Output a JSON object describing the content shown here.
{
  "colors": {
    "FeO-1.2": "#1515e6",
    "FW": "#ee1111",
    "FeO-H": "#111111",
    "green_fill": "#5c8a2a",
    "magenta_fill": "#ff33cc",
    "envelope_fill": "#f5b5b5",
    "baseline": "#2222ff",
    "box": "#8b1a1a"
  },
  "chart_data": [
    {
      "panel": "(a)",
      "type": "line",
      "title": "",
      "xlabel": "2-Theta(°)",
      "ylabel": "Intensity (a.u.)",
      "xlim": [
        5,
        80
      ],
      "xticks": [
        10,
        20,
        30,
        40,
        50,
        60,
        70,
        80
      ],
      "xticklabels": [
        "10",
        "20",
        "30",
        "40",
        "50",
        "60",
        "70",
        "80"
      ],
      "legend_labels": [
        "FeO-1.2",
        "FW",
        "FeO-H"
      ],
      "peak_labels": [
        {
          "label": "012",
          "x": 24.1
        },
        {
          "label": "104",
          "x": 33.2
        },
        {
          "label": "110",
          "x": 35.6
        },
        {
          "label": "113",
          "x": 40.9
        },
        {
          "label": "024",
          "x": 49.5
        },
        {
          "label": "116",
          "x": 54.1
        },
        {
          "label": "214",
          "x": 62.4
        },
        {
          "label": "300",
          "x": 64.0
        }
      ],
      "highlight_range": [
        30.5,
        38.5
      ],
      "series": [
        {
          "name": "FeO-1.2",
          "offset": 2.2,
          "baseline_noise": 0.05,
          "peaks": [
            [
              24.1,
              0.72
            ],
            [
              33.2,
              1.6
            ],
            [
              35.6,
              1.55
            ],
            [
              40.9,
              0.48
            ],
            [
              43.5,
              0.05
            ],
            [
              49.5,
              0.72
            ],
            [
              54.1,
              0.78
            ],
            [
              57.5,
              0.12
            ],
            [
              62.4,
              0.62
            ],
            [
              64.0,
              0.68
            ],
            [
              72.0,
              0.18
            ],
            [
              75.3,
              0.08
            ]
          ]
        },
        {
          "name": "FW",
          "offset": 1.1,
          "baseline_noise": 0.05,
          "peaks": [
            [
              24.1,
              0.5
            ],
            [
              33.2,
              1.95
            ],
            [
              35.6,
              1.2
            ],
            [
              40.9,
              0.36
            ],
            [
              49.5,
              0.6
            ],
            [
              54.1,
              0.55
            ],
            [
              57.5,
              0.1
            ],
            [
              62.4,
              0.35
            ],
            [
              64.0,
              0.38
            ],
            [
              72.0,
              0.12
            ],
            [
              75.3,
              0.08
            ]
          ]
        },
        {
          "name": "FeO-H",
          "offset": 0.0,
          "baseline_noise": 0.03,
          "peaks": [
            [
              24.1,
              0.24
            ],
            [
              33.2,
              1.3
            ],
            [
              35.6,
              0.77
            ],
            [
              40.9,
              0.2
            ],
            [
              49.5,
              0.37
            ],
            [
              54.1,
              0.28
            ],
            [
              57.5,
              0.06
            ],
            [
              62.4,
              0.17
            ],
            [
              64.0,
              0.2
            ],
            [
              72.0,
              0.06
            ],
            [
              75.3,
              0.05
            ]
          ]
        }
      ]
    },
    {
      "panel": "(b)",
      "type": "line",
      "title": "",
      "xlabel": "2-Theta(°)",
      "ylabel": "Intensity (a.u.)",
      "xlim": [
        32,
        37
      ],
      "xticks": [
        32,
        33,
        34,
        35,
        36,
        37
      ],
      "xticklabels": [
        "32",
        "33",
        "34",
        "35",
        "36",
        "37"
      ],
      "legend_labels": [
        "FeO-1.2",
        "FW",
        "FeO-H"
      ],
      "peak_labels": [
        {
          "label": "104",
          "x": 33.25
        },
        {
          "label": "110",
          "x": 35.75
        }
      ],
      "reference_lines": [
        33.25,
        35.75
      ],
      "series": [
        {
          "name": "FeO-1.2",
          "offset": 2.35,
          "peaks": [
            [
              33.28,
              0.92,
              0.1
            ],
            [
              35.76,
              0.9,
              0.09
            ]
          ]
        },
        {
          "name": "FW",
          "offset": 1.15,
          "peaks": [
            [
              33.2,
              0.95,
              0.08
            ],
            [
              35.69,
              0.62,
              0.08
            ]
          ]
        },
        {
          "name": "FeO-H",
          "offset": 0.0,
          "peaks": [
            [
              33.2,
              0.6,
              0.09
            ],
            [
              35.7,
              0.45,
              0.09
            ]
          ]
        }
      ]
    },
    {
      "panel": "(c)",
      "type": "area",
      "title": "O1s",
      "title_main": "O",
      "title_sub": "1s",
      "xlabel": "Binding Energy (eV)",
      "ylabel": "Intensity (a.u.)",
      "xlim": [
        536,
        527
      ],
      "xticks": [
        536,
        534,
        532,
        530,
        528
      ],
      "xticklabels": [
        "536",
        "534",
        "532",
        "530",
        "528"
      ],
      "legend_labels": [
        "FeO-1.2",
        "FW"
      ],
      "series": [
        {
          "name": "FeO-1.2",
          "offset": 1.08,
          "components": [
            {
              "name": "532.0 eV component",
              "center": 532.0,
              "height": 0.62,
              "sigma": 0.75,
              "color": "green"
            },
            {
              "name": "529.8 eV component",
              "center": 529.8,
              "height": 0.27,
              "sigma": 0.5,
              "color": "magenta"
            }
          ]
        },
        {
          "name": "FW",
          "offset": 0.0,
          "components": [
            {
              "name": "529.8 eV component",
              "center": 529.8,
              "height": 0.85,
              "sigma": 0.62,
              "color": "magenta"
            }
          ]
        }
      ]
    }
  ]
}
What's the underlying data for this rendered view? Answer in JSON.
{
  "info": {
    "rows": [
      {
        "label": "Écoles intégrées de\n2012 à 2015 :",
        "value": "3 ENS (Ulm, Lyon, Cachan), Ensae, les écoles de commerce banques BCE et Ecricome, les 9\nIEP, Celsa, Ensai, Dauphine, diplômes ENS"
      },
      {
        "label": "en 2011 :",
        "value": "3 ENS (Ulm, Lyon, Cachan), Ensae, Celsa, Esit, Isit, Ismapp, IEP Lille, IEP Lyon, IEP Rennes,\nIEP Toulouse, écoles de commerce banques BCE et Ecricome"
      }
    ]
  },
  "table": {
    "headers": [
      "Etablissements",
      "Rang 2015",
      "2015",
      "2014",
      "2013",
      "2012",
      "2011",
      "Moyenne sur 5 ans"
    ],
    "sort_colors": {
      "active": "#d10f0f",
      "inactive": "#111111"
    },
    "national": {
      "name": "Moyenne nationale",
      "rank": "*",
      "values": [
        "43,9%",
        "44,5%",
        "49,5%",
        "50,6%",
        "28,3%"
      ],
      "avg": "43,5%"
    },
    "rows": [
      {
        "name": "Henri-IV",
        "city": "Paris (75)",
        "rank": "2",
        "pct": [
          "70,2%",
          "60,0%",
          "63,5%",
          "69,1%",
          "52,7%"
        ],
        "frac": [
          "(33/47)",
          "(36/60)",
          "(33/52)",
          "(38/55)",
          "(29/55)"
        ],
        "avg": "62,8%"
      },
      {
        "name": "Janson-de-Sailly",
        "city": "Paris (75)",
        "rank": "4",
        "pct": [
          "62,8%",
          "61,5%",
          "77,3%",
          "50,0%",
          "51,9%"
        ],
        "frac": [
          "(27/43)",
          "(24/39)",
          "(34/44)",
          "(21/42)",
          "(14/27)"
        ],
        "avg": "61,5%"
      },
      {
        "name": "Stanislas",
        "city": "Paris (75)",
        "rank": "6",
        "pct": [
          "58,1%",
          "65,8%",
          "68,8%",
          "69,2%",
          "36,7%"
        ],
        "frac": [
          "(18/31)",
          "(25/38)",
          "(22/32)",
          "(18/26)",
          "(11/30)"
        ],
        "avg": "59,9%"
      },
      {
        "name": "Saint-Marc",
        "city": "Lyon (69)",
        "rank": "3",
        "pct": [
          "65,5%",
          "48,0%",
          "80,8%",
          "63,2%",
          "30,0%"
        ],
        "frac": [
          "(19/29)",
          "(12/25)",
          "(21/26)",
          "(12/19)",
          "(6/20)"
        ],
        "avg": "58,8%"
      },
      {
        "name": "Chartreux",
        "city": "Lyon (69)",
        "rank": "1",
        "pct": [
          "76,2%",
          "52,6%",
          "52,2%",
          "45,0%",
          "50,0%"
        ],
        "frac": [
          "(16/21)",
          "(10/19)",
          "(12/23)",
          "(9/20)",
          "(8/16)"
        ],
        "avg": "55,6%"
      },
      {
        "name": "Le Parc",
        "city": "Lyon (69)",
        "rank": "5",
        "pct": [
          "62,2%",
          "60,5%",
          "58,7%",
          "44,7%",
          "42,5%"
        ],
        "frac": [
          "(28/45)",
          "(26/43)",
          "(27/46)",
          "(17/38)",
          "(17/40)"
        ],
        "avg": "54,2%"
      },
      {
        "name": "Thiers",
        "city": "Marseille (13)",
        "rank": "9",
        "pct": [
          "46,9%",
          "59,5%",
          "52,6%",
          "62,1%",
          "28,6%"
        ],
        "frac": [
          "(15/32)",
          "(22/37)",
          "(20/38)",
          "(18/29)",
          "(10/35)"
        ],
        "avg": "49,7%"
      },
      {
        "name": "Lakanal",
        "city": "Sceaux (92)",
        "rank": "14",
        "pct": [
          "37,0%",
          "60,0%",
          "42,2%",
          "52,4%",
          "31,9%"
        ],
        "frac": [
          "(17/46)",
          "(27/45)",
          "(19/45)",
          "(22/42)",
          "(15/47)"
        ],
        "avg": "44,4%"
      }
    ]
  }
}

● **Do this**: Above are the records. Identify each line that contains the word "Celsa".

● **Exercise answer**:
        "value": "3 ENS (Ulm, Lyon, Cachan), Ensae, les écoles de commerce banques BCE et Ecricome, les 9\nIEP, Celsa, Ensai, Dauphine, diplômes ENS"
        "value": "3 ENS (Ulm, Lyon, Cachan), Ensae, Celsa, Esit, Isit, Ismapp, IEP Lille, IEP Lyon, IEP Rennes,\nIEP Toulouse, écoles de commerce banques BCE et Ecricome"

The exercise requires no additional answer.